:: Working data ::
──────────────────────────────

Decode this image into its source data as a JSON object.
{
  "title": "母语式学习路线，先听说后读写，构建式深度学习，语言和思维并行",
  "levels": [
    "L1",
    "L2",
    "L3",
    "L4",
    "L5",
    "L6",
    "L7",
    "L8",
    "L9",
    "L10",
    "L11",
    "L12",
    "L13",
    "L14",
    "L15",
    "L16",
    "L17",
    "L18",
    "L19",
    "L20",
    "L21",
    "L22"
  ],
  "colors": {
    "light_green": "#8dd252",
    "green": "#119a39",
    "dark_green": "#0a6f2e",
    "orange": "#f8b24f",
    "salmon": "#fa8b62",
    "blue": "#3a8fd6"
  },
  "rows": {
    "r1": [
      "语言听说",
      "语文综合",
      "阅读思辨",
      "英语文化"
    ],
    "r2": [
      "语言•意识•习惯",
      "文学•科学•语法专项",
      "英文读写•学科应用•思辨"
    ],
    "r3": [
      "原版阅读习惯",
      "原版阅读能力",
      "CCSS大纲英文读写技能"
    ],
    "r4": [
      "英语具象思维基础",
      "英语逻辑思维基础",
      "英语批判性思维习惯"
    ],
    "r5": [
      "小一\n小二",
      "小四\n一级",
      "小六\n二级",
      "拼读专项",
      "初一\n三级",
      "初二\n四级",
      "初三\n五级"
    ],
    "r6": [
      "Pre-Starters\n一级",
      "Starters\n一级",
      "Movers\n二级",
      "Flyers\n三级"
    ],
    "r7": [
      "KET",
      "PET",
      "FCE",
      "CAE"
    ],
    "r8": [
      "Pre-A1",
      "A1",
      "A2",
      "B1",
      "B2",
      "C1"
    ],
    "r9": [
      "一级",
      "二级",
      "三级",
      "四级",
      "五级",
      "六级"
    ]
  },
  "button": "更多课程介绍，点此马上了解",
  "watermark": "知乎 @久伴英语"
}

──────────────────────────────

:: Exercise ::
Reproduce the data in full, exactly as presented.

:: The reply ::
Decode this image into its source data as a JSON object.
{
  "title": "母语式学习路线，先听说后读写，构建式深度学习，语言和思维并行",
  "levels": [
    "L1",
    "L2",
    "L3",
    "L4",
    "L5",
    "L6",
    "L7",
    "L8",
    "L9",
    "L10",
    "L11",
    "L12",
    "L13",
    "L14",
    "L15",
    "L16",
    "L17",
    "L18",
    "L19",
    "L20",
    "L21",
    "L22"
  ],
  "colors": {
    "light_green": "#8dd252",
    "green": "#119a39",
    "dark_green": "#0a6f2e",
    "orange": "#f8b24f",
    "salmon": "#fa8b62",
    "blue": "#3a8fd6"
  },
  "rows": {
    "r1": [
      "语言听说",
      "语文综合",
      "阅读思辨",
      "英语文化"
    ],
    "r2": [
      "语言•意识•习惯",
      "文学•科学•语法专项",
      "英文读写•学科应用•思辨"
    ],
    "r3": [
      "原版阅读习惯",
      "原版阅读能力",
      "CCSS大纲英文读写技能"
    ],
    "r4": [
      "英语具象思维基础",
      "英语逻辑思维基础",
      "英语批判性思维习惯"
    ],
    "r5": [
      "小一\n小二",
      "小四\n一级",
      "小六\n二级",
      "拼读专项",
      "初一\n三级",
      "初二\n四级",
      "初三\n五级"
    ],
    "r6": [
      "Pre-Starters\n一级",
      "Starters\n一级",
      "Movers\n二级",
      "Flyers\n三级"
    ],
    "r7": [
      "KET",
      "PET",
      "FCE",
      "CAE"
    ],
    "r8": [
      "Pre-A1",
      "A1",
      "A2",
      "B1",
      "B2",
      "C1"
    ],
    "r9": [
      "一级",
      "二级",
      "三级",
      "四级",
      "五级",
      "六级"
    ]
  },
  "button": "更多课程介绍，点此马上了解",
  "watermark": "知乎 @久伴英语"
}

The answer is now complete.